-- start Dataset excerpts --
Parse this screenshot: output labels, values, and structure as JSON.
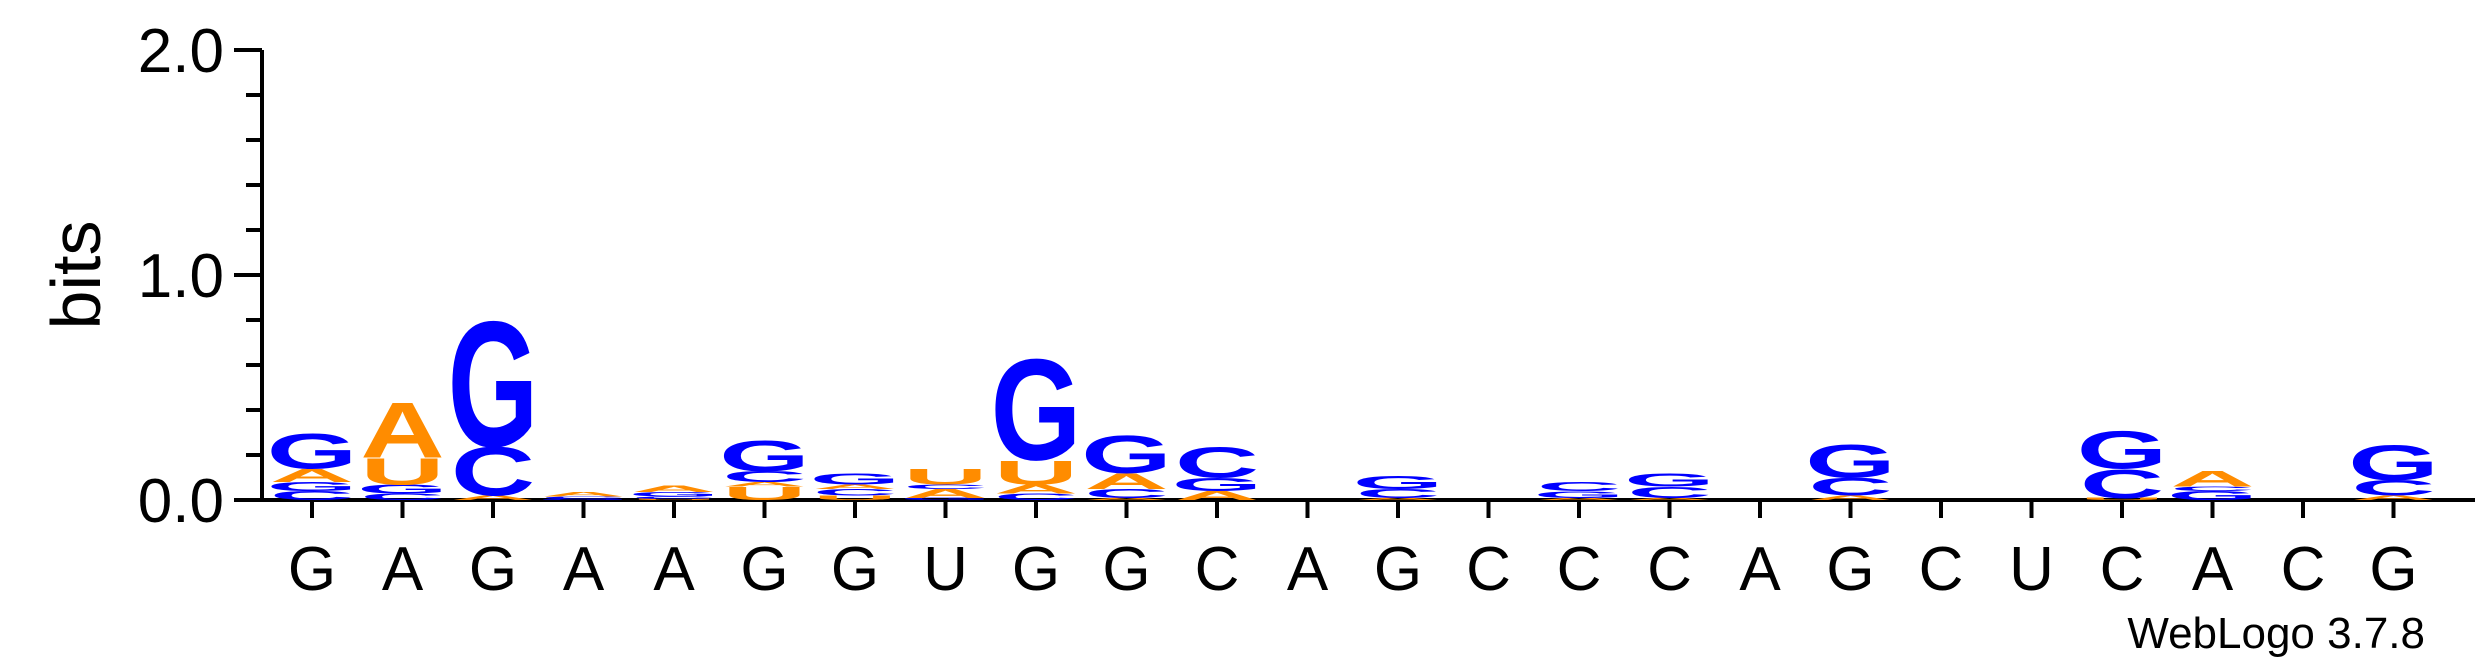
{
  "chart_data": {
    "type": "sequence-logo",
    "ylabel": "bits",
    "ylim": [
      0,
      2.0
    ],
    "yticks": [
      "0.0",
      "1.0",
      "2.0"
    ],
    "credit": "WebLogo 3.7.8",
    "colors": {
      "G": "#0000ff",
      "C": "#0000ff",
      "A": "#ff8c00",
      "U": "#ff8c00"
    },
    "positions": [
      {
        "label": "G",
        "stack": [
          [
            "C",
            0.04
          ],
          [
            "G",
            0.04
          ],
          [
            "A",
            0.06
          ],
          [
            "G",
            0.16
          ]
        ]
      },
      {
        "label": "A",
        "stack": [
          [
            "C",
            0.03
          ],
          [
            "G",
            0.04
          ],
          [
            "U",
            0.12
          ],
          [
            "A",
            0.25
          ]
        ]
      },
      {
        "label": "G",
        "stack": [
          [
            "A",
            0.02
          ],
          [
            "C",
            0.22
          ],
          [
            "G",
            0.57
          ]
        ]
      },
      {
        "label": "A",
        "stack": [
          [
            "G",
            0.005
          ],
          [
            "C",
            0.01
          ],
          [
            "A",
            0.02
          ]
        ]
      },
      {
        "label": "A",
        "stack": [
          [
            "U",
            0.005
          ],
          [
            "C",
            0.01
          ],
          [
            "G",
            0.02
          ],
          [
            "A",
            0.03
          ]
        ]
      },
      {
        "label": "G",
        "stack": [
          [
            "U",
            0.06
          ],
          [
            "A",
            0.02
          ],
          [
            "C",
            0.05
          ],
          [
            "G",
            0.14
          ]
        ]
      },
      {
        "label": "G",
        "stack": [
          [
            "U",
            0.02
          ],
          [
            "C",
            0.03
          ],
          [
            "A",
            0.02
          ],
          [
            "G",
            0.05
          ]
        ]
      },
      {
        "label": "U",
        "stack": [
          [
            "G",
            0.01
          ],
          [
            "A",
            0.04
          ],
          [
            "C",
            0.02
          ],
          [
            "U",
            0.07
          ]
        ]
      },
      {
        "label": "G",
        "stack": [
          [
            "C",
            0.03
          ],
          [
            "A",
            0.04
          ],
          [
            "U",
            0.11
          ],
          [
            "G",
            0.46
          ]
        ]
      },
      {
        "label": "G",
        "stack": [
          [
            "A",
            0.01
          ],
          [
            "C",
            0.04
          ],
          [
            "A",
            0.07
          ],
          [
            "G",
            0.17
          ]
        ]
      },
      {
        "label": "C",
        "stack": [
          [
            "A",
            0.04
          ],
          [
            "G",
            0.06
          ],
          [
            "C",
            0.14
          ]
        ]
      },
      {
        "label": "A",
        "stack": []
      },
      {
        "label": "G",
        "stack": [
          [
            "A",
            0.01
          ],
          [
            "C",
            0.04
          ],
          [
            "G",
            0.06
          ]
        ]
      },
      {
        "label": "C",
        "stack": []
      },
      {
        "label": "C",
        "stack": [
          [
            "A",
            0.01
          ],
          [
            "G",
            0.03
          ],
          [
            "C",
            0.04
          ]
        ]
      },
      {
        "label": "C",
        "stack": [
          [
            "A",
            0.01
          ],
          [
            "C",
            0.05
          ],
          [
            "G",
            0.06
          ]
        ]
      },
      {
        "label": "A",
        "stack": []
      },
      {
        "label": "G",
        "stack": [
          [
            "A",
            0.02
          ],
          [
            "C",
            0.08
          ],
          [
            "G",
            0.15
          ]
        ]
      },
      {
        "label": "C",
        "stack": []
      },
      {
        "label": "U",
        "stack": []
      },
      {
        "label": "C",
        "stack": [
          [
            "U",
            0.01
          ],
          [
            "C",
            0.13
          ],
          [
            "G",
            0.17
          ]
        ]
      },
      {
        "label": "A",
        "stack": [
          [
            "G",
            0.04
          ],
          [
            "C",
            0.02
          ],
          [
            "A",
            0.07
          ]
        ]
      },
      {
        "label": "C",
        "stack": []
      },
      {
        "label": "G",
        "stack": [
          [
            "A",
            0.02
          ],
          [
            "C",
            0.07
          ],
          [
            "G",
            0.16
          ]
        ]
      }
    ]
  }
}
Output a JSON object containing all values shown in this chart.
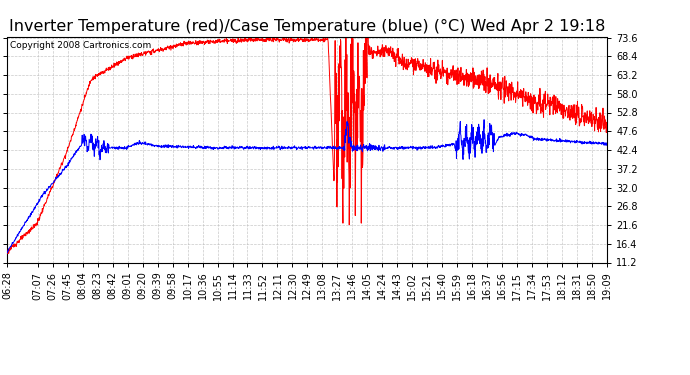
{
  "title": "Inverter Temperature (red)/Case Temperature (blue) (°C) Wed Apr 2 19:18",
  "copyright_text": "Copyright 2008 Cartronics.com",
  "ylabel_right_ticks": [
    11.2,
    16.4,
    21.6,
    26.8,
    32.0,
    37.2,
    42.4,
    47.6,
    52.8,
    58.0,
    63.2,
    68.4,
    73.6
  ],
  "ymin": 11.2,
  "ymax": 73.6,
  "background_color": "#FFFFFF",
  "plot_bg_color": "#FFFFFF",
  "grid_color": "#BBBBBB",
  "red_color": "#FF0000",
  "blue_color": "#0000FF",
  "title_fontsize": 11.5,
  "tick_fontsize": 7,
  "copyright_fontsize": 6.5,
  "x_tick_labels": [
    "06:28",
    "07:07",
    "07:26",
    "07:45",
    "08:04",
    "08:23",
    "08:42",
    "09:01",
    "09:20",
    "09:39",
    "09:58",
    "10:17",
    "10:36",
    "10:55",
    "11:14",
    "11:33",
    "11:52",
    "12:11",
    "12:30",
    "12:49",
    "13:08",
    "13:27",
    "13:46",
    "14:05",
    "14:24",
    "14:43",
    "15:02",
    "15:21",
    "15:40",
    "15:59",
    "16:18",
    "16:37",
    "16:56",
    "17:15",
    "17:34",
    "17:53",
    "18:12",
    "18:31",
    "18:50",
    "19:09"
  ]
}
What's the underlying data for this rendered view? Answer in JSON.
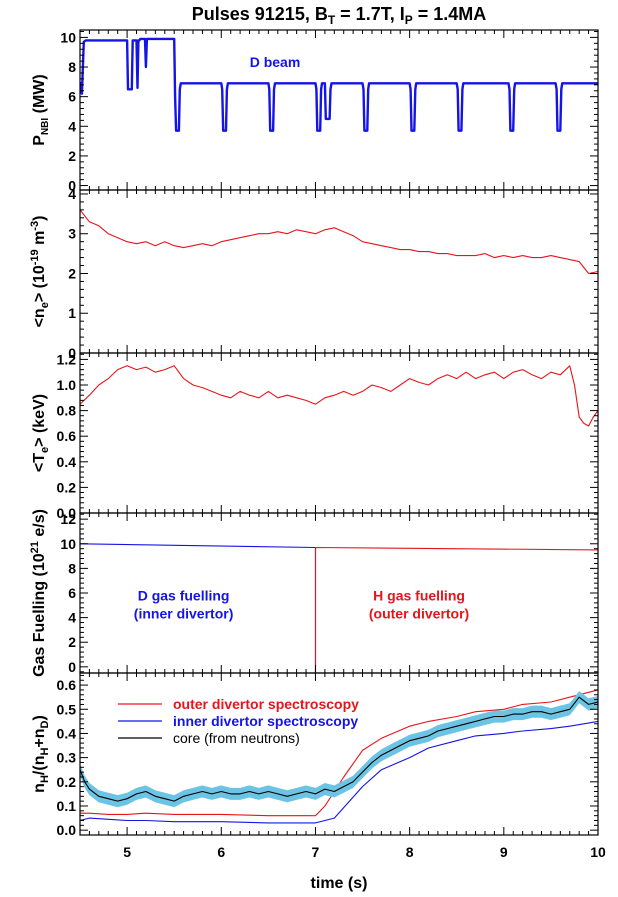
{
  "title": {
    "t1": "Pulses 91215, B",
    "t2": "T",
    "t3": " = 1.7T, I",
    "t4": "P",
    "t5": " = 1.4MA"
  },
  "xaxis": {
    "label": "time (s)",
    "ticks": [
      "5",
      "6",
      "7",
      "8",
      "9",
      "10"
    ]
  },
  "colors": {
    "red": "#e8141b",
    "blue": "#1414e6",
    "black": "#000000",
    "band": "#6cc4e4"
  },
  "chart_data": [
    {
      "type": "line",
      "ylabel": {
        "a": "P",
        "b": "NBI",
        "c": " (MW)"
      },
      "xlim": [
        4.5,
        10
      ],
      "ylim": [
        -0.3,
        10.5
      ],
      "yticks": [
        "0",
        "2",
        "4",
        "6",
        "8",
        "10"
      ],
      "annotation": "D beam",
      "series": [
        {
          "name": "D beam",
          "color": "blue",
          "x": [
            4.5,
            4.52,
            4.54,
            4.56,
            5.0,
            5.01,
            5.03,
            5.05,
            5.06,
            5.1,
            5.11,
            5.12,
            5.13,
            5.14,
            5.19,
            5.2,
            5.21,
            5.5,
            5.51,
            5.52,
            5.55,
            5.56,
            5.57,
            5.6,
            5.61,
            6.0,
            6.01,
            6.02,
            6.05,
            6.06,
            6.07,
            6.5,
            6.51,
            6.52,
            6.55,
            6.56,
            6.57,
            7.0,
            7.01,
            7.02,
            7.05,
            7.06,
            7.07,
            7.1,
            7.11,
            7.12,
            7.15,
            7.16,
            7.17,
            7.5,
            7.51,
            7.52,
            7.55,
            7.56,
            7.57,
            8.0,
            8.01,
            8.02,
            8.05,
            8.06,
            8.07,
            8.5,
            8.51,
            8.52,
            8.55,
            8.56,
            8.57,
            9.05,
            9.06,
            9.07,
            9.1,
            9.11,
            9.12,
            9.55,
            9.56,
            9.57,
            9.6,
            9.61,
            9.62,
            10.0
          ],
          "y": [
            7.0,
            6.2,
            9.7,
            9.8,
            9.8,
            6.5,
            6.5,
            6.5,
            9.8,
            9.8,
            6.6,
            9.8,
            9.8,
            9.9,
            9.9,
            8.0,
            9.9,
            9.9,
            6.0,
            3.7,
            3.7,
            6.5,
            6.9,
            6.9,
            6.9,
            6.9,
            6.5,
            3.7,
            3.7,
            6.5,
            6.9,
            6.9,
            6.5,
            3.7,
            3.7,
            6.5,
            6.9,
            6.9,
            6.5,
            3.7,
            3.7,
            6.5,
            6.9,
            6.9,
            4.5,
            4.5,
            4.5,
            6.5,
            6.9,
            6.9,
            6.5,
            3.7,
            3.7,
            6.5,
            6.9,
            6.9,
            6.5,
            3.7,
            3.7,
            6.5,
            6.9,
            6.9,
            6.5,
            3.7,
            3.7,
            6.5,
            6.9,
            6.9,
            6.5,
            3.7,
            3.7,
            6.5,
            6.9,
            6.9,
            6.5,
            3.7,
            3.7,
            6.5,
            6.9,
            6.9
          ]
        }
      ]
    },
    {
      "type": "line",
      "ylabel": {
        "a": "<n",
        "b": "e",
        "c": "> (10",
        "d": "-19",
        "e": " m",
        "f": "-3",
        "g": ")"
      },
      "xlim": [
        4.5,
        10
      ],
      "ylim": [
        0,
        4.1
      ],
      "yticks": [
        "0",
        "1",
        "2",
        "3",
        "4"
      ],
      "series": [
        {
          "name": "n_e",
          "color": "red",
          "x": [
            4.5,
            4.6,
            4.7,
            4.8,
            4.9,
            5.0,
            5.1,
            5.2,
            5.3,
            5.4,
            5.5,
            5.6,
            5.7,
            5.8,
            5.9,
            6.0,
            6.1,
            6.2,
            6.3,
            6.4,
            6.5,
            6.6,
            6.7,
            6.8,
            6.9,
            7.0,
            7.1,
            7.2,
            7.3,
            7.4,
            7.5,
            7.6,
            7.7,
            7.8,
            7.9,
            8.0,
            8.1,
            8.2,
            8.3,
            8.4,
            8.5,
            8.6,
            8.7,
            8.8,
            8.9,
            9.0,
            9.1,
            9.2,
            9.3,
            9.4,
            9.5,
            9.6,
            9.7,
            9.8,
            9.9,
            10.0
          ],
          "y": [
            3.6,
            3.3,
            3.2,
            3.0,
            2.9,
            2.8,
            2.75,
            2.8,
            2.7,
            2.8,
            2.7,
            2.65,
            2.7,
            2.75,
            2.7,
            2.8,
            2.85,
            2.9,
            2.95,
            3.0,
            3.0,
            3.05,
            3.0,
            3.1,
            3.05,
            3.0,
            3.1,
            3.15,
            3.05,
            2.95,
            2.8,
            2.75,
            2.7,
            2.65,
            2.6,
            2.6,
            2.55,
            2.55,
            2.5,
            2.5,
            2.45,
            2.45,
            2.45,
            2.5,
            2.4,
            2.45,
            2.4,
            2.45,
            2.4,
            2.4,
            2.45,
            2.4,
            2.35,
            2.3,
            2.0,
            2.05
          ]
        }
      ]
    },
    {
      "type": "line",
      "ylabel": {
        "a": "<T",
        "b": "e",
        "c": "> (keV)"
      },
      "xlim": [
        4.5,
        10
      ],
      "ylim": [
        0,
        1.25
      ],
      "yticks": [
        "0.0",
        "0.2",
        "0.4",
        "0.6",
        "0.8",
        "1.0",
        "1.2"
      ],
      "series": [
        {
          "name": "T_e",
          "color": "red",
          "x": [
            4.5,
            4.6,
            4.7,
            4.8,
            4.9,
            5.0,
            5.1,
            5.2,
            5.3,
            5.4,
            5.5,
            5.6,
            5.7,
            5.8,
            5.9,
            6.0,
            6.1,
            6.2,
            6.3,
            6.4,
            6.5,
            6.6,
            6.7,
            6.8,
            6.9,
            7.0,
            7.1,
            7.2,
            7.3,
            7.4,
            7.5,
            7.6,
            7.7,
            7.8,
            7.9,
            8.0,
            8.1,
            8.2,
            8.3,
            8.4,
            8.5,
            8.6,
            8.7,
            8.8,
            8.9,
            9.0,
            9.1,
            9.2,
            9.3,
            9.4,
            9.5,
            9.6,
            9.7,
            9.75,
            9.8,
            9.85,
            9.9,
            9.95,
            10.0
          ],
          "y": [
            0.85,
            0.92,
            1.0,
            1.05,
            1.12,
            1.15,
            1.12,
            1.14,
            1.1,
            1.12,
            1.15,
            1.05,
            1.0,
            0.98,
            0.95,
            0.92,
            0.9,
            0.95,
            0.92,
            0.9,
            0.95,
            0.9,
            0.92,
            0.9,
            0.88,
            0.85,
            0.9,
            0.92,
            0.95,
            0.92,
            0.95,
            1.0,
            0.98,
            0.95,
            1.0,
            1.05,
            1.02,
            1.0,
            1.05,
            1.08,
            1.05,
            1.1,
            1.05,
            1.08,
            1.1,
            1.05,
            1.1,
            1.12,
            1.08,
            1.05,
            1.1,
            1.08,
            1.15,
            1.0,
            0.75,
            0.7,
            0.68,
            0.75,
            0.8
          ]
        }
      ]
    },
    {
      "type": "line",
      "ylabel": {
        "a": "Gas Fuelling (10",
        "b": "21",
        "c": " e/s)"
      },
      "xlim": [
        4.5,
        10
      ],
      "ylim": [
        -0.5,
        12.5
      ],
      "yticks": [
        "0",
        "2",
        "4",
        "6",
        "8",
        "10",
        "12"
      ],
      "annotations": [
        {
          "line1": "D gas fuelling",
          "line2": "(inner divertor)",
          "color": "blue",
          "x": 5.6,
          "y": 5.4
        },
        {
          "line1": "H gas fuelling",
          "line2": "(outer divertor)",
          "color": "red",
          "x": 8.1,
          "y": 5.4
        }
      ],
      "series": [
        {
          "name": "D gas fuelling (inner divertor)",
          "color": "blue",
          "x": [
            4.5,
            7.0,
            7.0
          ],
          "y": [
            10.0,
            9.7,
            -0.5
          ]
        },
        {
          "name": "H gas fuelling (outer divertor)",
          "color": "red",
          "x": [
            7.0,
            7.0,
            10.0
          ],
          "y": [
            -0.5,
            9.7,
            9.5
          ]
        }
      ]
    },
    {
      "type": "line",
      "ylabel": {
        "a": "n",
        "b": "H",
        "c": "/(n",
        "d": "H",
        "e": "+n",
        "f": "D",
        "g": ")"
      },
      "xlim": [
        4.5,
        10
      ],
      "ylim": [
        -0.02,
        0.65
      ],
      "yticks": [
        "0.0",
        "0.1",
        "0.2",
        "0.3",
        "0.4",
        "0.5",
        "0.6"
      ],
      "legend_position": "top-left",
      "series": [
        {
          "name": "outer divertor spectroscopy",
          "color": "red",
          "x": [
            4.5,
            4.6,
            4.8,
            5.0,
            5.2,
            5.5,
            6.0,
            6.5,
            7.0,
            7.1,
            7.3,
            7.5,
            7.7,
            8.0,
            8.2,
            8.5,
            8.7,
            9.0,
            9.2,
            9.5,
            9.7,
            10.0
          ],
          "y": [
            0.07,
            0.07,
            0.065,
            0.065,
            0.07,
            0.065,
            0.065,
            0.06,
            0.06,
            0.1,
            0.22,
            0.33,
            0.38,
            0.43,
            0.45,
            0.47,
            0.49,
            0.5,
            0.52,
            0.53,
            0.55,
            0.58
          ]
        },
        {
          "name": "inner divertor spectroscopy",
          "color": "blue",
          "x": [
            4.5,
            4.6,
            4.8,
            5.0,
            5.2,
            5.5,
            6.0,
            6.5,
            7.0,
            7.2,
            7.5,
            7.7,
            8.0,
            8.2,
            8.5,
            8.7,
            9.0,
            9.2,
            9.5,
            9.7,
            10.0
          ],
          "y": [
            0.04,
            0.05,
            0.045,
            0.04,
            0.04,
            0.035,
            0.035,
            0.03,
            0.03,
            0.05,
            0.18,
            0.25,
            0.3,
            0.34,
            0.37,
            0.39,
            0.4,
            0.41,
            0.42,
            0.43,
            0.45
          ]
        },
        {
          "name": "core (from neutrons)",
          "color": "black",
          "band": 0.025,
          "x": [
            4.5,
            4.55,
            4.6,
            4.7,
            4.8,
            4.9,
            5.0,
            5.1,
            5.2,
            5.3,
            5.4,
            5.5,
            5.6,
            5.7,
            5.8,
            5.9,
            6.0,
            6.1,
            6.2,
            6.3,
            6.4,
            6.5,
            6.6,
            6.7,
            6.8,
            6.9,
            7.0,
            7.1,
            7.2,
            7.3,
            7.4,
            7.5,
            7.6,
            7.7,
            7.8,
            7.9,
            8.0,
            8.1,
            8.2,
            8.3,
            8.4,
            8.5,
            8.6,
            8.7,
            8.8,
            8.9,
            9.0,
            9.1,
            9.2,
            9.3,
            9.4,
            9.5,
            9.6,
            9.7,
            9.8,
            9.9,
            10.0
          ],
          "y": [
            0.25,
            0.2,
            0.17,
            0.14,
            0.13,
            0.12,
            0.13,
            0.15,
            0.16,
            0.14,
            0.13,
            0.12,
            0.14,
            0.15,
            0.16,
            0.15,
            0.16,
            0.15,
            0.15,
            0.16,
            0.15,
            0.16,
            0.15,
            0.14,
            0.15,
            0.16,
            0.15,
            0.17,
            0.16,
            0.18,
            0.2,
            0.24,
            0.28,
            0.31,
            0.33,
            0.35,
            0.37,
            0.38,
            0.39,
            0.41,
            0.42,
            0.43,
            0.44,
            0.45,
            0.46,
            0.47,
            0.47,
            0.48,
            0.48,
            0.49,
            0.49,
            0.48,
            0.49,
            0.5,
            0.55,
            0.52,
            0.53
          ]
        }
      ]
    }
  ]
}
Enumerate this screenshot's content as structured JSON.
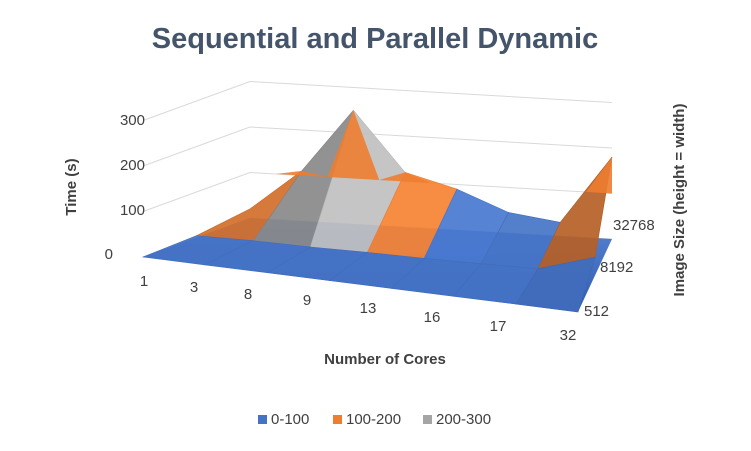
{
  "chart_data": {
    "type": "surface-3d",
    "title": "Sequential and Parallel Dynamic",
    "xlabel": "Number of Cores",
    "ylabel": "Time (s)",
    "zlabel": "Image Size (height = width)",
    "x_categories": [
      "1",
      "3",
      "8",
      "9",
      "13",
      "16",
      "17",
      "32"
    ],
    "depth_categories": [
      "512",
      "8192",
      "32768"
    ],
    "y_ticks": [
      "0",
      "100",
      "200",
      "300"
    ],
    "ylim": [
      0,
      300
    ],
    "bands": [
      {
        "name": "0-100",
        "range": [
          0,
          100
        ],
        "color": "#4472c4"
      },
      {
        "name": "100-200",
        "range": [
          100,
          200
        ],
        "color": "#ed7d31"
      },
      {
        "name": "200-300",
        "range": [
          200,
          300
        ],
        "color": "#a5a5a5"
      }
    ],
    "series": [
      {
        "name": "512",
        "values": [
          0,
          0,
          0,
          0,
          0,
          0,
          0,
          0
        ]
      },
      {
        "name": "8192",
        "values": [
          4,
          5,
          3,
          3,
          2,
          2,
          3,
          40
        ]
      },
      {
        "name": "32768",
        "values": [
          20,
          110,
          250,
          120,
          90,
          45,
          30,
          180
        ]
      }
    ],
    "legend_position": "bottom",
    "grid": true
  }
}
-- end Dataset excerpts --
### [What is expected]
Reproduce every line from the entries that holds the word "JSON".

### [Output for this exercise]
Parse this screenshot: output labels, values, and structure as JSON.
Output a JSON object containing all values shown in this chart.
What's the underlying data for this rendered view? Answer in JSON.
Enumerate this screenshot's content as structured JSON.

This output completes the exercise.